━━━━━ ENTRIES PROVIDED

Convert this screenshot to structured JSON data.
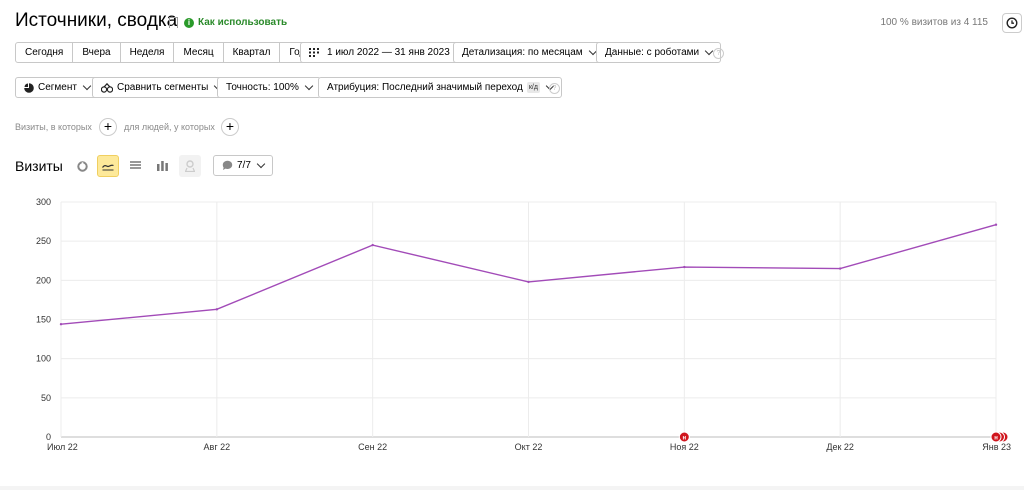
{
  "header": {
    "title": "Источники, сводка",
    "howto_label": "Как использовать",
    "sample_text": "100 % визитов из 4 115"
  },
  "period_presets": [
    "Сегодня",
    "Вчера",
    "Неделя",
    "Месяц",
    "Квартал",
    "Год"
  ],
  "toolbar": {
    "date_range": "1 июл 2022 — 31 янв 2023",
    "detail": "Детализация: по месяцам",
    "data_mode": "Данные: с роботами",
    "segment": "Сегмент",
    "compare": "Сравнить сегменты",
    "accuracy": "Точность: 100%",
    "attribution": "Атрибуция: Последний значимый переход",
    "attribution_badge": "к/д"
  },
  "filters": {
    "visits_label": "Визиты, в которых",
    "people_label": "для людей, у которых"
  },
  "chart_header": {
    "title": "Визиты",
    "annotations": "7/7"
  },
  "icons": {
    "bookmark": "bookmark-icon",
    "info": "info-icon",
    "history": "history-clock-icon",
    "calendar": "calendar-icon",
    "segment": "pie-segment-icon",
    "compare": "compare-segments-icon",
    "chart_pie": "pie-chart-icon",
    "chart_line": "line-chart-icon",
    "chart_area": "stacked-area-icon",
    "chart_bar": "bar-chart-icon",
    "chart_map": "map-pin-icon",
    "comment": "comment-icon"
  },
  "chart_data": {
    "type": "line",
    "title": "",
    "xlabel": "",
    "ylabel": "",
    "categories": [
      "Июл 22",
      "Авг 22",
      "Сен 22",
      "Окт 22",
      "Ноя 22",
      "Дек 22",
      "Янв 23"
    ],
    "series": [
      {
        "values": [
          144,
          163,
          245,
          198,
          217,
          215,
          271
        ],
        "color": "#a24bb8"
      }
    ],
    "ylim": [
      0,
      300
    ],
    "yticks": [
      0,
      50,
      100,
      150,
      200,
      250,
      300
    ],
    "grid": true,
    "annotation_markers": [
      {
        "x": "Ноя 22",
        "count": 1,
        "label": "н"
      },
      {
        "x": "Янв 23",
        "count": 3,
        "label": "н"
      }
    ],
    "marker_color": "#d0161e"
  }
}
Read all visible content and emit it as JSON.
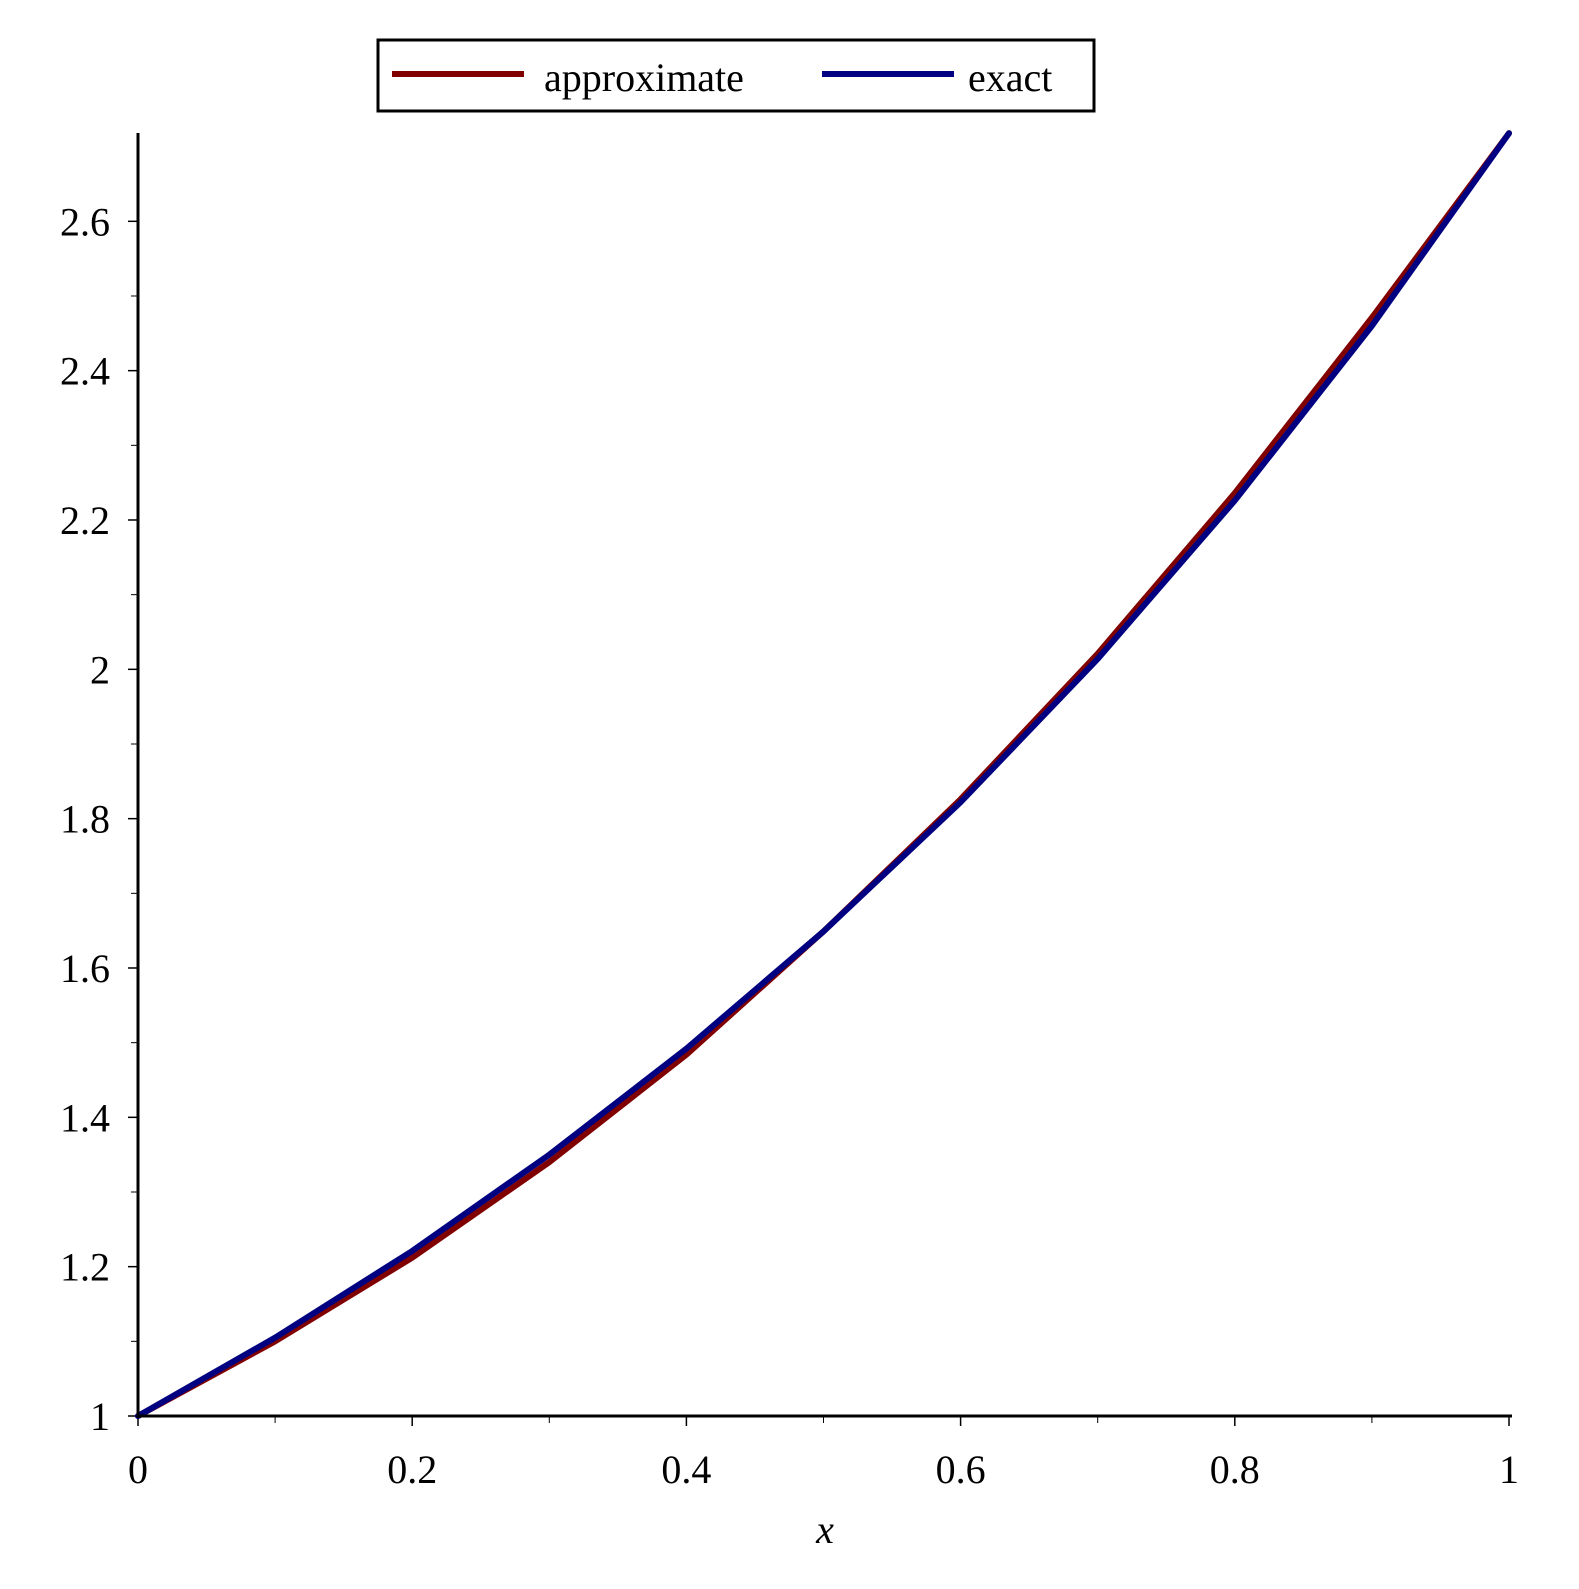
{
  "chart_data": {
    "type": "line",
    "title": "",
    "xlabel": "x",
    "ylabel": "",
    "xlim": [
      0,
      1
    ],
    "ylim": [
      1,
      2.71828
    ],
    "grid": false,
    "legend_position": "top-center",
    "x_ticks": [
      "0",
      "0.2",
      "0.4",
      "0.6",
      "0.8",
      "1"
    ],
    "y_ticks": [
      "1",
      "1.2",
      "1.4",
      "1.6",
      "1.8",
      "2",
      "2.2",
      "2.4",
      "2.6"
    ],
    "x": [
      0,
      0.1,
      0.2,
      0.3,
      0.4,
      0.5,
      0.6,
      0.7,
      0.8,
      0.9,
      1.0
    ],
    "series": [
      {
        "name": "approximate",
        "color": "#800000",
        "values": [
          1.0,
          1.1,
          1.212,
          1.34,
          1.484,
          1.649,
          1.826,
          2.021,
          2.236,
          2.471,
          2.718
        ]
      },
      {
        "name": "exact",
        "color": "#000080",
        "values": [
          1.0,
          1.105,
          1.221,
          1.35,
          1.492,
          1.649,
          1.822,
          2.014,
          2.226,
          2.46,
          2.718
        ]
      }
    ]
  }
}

━━━━━━━━━━

DESCRIPTION OF THE TASK: All of the records above must be copied exactly, except for the pictures.

RESULT BELOW:
Convert this screenshot to structured JSON data.
{
  "header": {
    "title": "Источники, сводка",
    "howto_label": "Как использовать",
    "sample_text": "100 % визитов из 4 115"
  },
  "period_presets": [
    "Сегодня",
    "Вчера",
    "Неделя",
    "Месяц",
    "Квартал",
    "Год"
  ],
  "toolbar": {
    "date_range": "1 июл 2022 — 31 янв 2023",
    "detail": "Детализация: по месяцам",
    "data_mode": "Данные: с роботами",
    "segment": "Сегмент",
    "compare": "Сравнить сегменты",
    "accuracy": "Точность: 100%",
    "attribution": "Атрибуция: Последний значимый переход",
    "attribution_badge": "к/д"
  },
  "filters": {
    "visits_label": "Визиты, в которых",
    "people_label": "для людей, у которых"
  },
  "chart_header": {
    "title": "Визиты",
    "annotations": "7/7"
  },
  "icons": {
    "bookmark": "bookmark-icon",
    "info": "info-icon",
    "history": "history-clock-icon",
    "calendar": "calendar-icon",
    "segment": "pie-segment-icon",
    "compare": "compare-segments-icon",
    "chart_pie": "pie-chart-icon",
    "chart_line": "line-chart-icon",
    "chart_area": "stacked-area-icon",
    "chart_bar": "bar-chart-icon",
    "chart_map": "map-pin-icon",
    "comment": "comment-icon"
  },
  "chart_data": {
    "type": "line",
    "title": "",
    "xlabel": "",
    "ylabel": "",
    "categories": [
      "Июл 22",
      "Авг 22",
      "Сен 22",
      "Окт 22",
      "Ноя 22",
      "Дек 22",
      "Янв 23"
    ],
    "series": [
      {
        "values": [
          144,
          163,
          245,
          198,
          217,
          215,
          271
        ],
        "color": "#a24bb8"
      }
    ],
    "ylim": [
      0,
      300
    ],
    "yticks": [
      0,
      50,
      100,
      150,
      200,
      250,
      300
    ],
    "grid": true,
    "annotation_markers": [
      {
        "x": "Ноя 22",
        "count": 1,
        "label": "н"
      },
      {
        "x": "Янв 23",
        "count": 3,
        "label": "н"
      }
    ],
    "marker_color": "#d0161e"
  }
}
Read all visible content and emit it as JSON.
{
  "chart_data": {
    "type": "line",
    "title": "",
    "xlabel": "x",
    "ylabel": "",
    "xlim": [
      0,
      1
    ],
    "ylim": [
      1,
      2.71828
    ],
    "grid": false,
    "legend_position": "top-center",
    "x_ticks": [
      "0",
      "0.2",
      "0.4",
      "0.6",
      "0.8",
      "1"
    ],
    "y_ticks": [
      "1",
      "1.2",
      "1.4",
      "1.6",
      "1.8",
      "2",
      "2.2",
      "2.4",
      "2.6"
    ],
    "x": [
      0,
      0.1,
      0.2,
      0.3,
      0.4,
      0.5,
      0.6,
      0.7,
      0.8,
      0.9,
      1.0
    ],
    "series": [
      {
        "name": "approximate",
        "color": "#800000",
        "values": [
          1.0,
          1.1,
          1.212,
          1.34,
          1.484,
          1.649,
          1.826,
          2.021,
          2.236,
          2.471,
          2.718
        ]
      },
      {
        "name": "exact",
        "color": "#000080",
        "values": [
          1.0,
          1.105,
          1.221,
          1.35,
          1.492,
          1.649,
          1.822,
          2.014,
          2.226,
          2.46,
          2.718
        ]
      }
    ]
  }
}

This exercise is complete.